DIRECTION. Give only the number of lines that include the string "this".

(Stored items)
━━━━━━━━━━━━━━━━

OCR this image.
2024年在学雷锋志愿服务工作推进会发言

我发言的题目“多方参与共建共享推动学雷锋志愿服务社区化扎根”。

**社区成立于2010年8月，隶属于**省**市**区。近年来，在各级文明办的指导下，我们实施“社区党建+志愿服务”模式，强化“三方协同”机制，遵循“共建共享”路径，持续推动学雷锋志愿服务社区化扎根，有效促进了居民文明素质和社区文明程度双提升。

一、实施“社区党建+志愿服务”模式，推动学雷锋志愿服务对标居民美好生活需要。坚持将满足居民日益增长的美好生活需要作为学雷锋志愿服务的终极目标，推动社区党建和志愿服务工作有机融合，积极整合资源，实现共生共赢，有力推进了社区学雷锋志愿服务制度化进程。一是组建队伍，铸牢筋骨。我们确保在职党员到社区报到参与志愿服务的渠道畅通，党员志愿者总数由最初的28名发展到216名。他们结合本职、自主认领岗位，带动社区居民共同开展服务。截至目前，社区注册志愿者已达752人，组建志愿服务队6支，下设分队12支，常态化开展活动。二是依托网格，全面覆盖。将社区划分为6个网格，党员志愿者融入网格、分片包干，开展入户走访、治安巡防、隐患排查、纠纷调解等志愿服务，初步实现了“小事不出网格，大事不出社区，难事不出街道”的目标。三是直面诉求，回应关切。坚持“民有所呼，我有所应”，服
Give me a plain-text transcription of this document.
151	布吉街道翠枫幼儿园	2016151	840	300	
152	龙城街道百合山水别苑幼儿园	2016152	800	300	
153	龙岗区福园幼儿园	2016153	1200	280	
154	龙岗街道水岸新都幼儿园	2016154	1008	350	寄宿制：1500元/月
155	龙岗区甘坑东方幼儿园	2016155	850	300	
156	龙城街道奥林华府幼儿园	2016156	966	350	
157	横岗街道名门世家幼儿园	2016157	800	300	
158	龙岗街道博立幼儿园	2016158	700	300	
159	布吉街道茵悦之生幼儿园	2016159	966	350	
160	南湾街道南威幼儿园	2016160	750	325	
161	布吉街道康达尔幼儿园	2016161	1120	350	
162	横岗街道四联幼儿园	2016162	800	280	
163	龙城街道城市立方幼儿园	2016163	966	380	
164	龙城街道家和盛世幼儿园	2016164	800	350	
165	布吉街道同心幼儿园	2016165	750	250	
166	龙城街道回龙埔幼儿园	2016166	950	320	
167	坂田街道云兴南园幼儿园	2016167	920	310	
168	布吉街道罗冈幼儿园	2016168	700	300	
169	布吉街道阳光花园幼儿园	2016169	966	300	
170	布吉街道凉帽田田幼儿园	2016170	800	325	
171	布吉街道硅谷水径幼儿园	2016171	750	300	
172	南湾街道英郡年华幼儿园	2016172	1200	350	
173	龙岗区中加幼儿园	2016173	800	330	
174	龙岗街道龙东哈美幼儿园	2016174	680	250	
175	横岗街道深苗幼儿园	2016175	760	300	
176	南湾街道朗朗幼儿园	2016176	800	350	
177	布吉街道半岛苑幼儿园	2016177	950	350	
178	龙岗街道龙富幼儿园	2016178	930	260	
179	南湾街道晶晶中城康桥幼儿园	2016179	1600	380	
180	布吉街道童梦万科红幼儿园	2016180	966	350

━━━━━━━━━━━━━━━━

TASK RESULT. 2